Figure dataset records
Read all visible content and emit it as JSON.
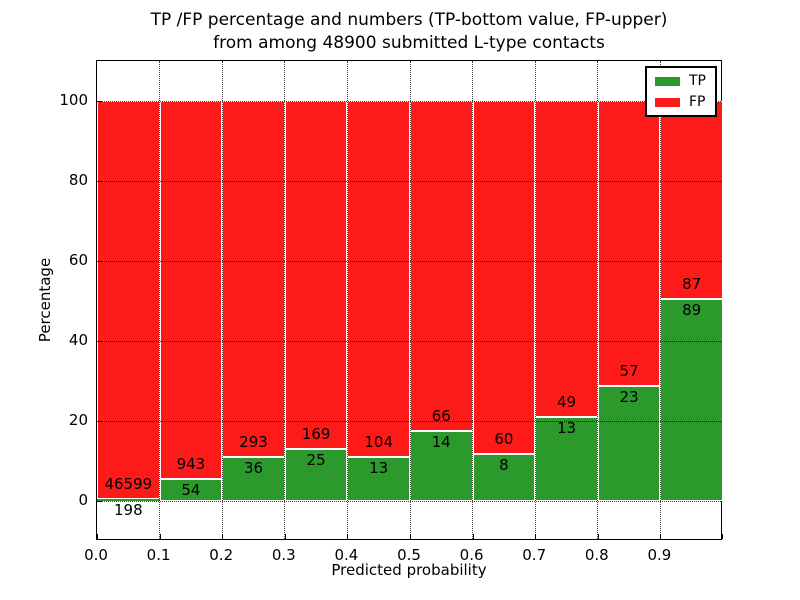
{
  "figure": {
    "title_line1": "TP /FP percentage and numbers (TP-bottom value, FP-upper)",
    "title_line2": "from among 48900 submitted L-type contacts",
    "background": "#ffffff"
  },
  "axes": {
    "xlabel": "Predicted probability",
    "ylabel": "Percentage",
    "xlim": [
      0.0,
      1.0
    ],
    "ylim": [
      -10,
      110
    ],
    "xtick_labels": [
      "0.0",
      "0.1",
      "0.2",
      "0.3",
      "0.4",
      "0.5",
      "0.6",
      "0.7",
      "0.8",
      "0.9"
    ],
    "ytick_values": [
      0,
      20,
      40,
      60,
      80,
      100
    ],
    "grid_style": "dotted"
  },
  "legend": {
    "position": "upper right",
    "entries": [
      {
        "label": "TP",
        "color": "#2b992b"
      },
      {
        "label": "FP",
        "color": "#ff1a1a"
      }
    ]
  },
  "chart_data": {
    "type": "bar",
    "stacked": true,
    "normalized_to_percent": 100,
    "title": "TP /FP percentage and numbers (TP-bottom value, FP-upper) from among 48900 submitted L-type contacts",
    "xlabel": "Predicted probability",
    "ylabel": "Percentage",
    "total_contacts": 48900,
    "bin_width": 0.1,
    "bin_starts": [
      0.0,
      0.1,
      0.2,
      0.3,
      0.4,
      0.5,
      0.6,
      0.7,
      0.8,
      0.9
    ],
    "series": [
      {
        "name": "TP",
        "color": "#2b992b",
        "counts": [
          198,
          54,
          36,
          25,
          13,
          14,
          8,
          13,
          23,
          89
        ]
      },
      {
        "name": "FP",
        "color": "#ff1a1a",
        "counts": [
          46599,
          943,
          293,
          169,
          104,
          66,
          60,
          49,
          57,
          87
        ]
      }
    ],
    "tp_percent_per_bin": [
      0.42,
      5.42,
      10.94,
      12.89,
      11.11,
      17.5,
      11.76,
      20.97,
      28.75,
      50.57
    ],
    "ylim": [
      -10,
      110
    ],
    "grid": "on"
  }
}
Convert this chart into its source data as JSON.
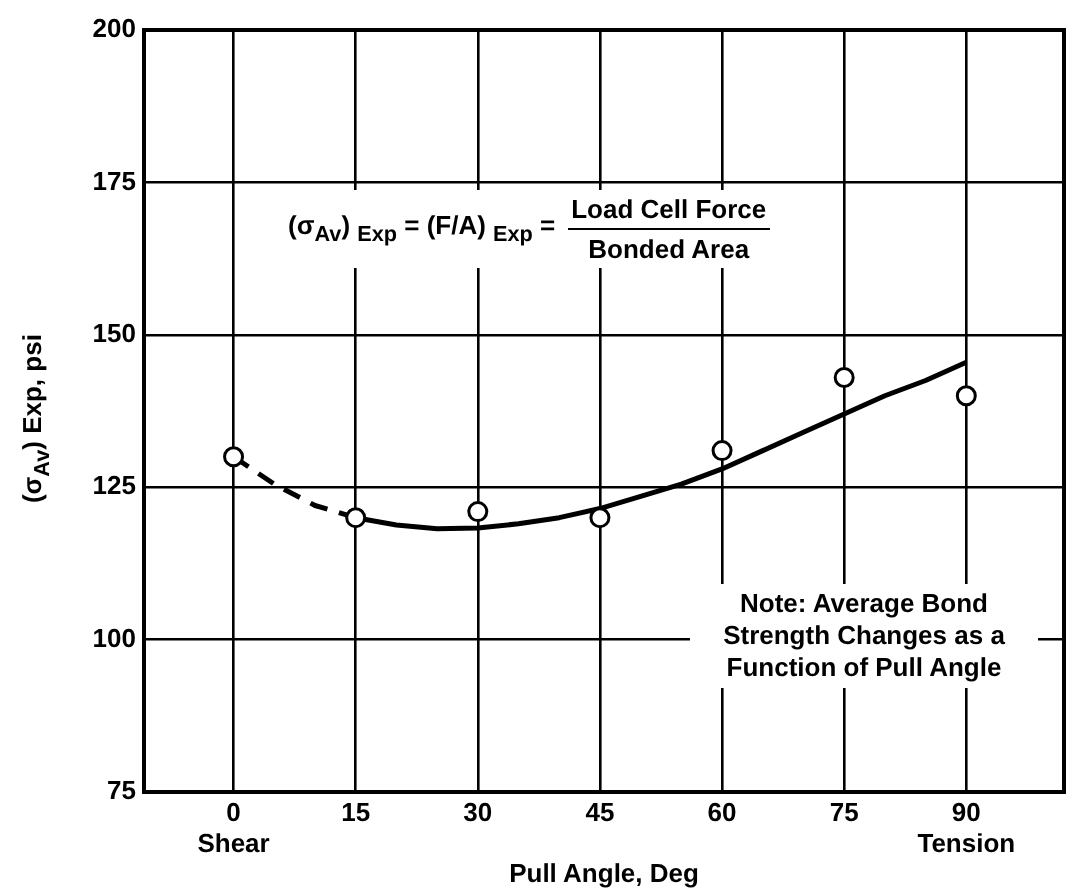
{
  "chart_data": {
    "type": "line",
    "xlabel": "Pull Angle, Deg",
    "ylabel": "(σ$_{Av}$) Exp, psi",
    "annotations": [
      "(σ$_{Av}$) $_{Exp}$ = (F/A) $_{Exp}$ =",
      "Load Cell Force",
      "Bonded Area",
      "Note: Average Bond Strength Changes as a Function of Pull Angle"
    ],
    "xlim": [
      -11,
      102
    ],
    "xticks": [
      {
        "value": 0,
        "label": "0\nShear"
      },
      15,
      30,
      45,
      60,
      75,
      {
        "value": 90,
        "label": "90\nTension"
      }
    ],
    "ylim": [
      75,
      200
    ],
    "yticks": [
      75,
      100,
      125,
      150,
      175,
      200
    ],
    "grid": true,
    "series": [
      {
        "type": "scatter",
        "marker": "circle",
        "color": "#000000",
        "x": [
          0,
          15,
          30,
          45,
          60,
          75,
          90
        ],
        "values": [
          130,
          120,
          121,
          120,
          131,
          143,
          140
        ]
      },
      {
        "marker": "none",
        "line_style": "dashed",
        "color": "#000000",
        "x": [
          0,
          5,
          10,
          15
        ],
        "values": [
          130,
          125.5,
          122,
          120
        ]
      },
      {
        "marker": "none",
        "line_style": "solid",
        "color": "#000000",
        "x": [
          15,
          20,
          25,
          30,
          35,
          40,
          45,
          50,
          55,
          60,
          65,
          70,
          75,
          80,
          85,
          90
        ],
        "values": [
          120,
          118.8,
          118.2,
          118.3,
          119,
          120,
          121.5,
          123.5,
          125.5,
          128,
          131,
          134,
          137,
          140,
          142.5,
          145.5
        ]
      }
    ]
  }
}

EXERCISE BRIEF: Check every line for "Pull" and show the ones that have it.

EXERCISE ANSWER:
    "xlabel": "Pull Angle, Deg",
      "Note: Average Bond Strength Changes as a Function of Pull Angle"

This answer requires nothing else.